Exercise data:
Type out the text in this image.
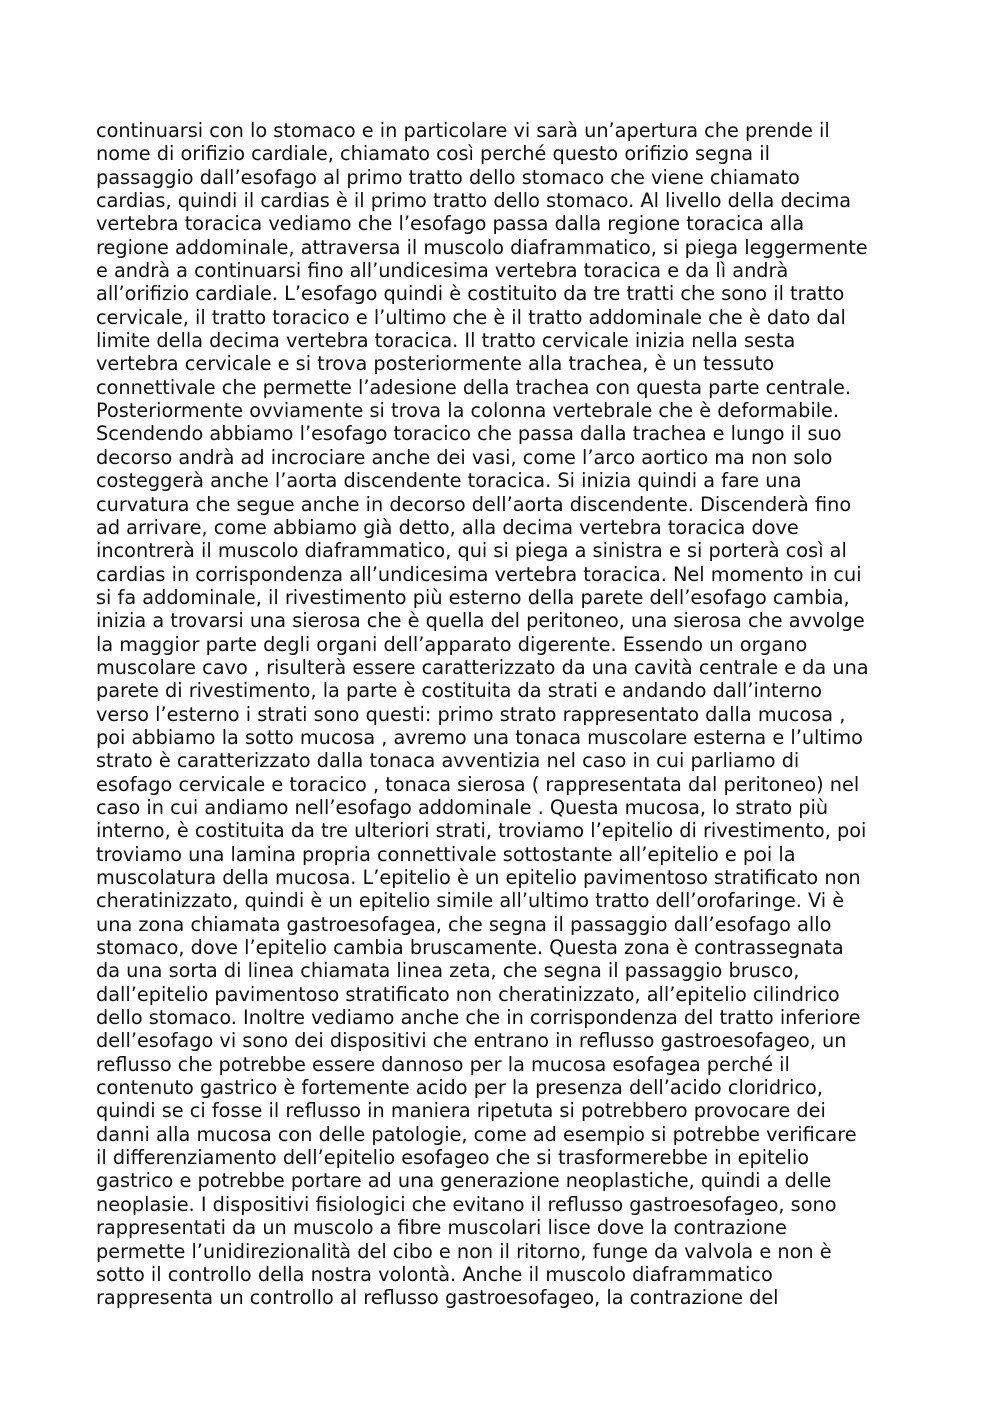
continuarsi con lo stomaco e in particolare vi sarà un’apertura che prende il
nome di orifizio cardiale, chiamato così perché questo orifizio segna il
passaggio dall’esofago al primo tratto dello stomaco che viene chiamato
cardias, quindi il cardias è il primo tratto dello stomaco. Al livello della decima
vertebra toracica vediamo che l’esofago passa dalla regione toracica alla
regione addominale, attraversa il muscolo diaframmatico, si piega leggermente
e andrà a continuarsi fino all’undicesima vertebra toracica e da lì andrà
all’orifizio cardiale. L’esofago quindi è costituito da tre tratti che sono il tratto
cervicale, il tratto toracico e l’ultimo che è il tratto addominale che è dato dal
limite della decima vertebra toracica. Il tratto cervicale inizia nella sesta
vertebra cervicale e si trova posteriormente alla trachea, è un tessuto
connettivale che permette l’adesione della trachea con questa parte centrale.
Posteriormente ovviamente si trova la colonna vertebrale che è deformabile.
Scendendo abbiamo l’esofago toracico che passa dalla trachea e lungo il suo
decorso andrà ad incrociare anche dei vasi, come l’arco aortico ma non solo
costeggerà anche l’aorta discendente toracica. Si inizia quindi a fare una
curvatura che segue anche in decorso dell’aorta discendente. Discenderà fino
ad arrivare, come abbiamo già detto, alla decima vertebra toracica dove
incontrerà il muscolo diaframmatico, qui si piega a sinistra e si porterà così al
cardias in corrispondenza all’undicesima vertebra toracica. Nel momento in cui
si fa addominale, il rivestimento più esterno della parete dell’esofago cambia,
inizia a trovarsi una sierosa che è quella del peritoneo, una sierosa che avvolge
la maggior parte degli organi dell’apparato digerente. Essendo un organo
muscolare cavo , risulterà essere caratterizzato da una cavità centrale e da una
parete di rivestimento, la parte è costituita da strati e andando dall’interno
verso l’esterno i strati sono questi: primo strato rappresentato dalla mucosa ,
poi abbiamo la sotto mucosa , avremo una tonaca muscolare esterna e l’ultimo
strato è caratterizzato dalla tonaca avventizia nel caso in cui parliamo di
esofago cervicale e toracico , tonaca sierosa ( rappresentata dal peritoneo) nel
caso in cui andiamo nell’esofago addominale . Questa mucosa, lo strato più
interno, è costituita da tre ulteriori strati, troviamo l’epitelio di rivestimento, poi
troviamo una lamina propria connettivale sottostante all’epitelio e poi la
muscolatura della mucosa. L’epitelio è un epitelio pavimentoso stratificato non
cheratinizzato, quindi è un epitelio simile all’ultimo tratto dell’orofaringe. Vi è
una zona chiamata gastroesofagea, che segna il passaggio dall’esofago allo
stomaco, dove l’epitelio cambia bruscamente. Questa zona è contrassegnata
da una sorta di linea chiamata linea zeta, che segna il passaggio brusco,
dall’epitelio pavimentoso stratificato non cheratinizzato, all’epitelio cilindrico
dello stomaco. Inoltre vediamo anche che in corrispondenza del tratto inferiore
dell’esofago vi sono dei dispositivi che entrano in reflusso gastroesofageo, un
reflusso che potrebbe essere dannoso per la mucosa esofagea perché il
contenuto gastrico è fortemente acido per la presenza dell’acido cloridrico,
quindi se ci fosse il reflusso in maniera ripetuta si potrebbero provocare dei
danni alla mucosa con delle patologie, come ad esempio si potrebbe verificare
il differenziamento dell’epitelio esofageo che si trasformerebbe in epitelio
gastrico e potrebbe portare ad una generazione neoplastiche, quindi a delle
neoplasie. I dispositivi fisiologici che evitano il reflusso gastroesofageo, sono
rappresentati da un muscolo a fibre muscolari lisce dove la contrazione
permette l’unidirezionalità del cibo e non il ritorno, funge da valvola e non è
sotto il controllo della nostra volontà. Anche il muscolo diaframmatico
rappresenta un controllo al reflusso gastroesofageo, la contrazione del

Set problem:
Write out each entry exactly as given, omitting any picture.

Solution to this task:
Type out the text in this image.
continuarsi con lo stomaco e in particolare vi sarà un’apertura che prende il
nome di orifizio cardiale, chiamato così perché questo orifizio segna il
passaggio dall’esofago al primo tratto dello stomaco che viene chiamato
cardias, quindi il cardias è il primo tratto dello stomaco. Al livello della decima
vertebra toracica vediamo che l’esofago passa dalla regione toracica alla
regione addominale, attraversa il muscolo diaframmatico, si piega leggermente
e andrà a continuarsi fino all’undicesima vertebra toracica e da lì andrà
all’orifizio cardiale. L’esofago quindi è costituito da tre tratti che sono il tratto
cervicale, il tratto toracico e l’ultimo che è il tratto addominale che è dato dal
limite della decima vertebra toracica. Il tratto cervicale inizia nella sesta
vertebra cervicale e si trova posteriormente alla trachea, è un tessuto
connettivale che permette l’adesione della trachea con questa parte centrale.
Posteriormente ovviamente si trova la colonna vertebrale che è deformabile.
Scendendo abbiamo l’esofago toracico che passa dalla trachea e lungo il suo
decorso andrà ad incrociare anche dei vasi, come l’arco aortico ma non solo
costeggerà anche l’aorta discendente toracica. Si inizia quindi a fare una
curvatura che segue anche in decorso dell’aorta discendente. Discenderà fino
ad arrivare, come abbiamo già detto, alla decima vertebra toracica dove
incontrerà il muscolo diaframmatico, qui si piega a sinistra e si porterà così al
cardias in corrispondenza all’undicesima vertebra toracica. Nel momento in cui
si fa addominale, il rivestimento più esterno della parete dell’esofago cambia,
inizia a trovarsi una sierosa che è quella del peritoneo, una sierosa che avvolge
la maggior parte degli organi dell’apparato digerente. Essendo un organo
muscolare cavo , risulterà essere caratterizzato da una cavità centrale e da una
parete di rivestimento, la parte è costituita da strati e andando dall’interno
verso l’esterno i strati sono questi: primo strato rappresentato dalla mucosa ,
poi abbiamo la sotto mucosa , avremo una tonaca muscolare esterna e l’ultimo
strato è caratterizzato dalla tonaca avventizia nel caso in cui parliamo di
esofago cervicale e toracico , tonaca sierosa ( rappresentata dal peritoneo) nel
caso in cui andiamo nell’esofago addominale . Questa mucosa, lo strato più
interno, è costituita da tre ulteriori strati, troviamo l’epitelio di rivestimento, poi
troviamo una lamina propria connettivale sottostante all’epitelio e poi la
muscolatura della mucosa. L’epitelio è un epitelio pavimentoso stratificato non
cheratinizzato, quindi è un epitelio simile all’ultimo tratto dell’orofaringe. Vi è
una zona chiamata gastroesofagea, che segna il passaggio dall’esofago allo
stomaco, dove l’epitelio cambia bruscamente. Questa zona è contrassegnata
da una sorta di linea chiamata linea zeta, che segna il passaggio brusco,
dall’epitelio pavimentoso stratificato non cheratinizzato, all’epitelio cilindrico
dello stomaco. Inoltre vediamo anche che in corrispondenza del tratto inferiore
dell’esofago vi sono dei dispositivi che entrano in reflusso gastroesofageo, un
reflusso che potrebbe essere dannoso per la mucosa esofagea perché il
contenuto gastrico è fortemente acido per la presenza dell’acido cloridrico,
quindi se ci fosse il reflusso in maniera ripetuta si potrebbero provocare dei
danni alla mucosa con delle patologie, come ad esempio si potrebbe verificare
il differenziamento dell’epitelio esofageo che si trasformerebbe in epitelio
gastrico e potrebbe portare ad una generazione neoplastiche, quindi a delle
neoplasie. I dispositivi fisiologici che evitano il reflusso gastroesofageo, sono
rappresentati da un muscolo a fibre muscolari lisce dove la contrazione
permette l’unidirezionalità del cibo e non il ritorno, funge da valvola e non è
sotto il controllo della nostra volontà. Anche il muscolo diaframmatico
rappresenta un controllo al reflusso gastroesofageo, la contrazione del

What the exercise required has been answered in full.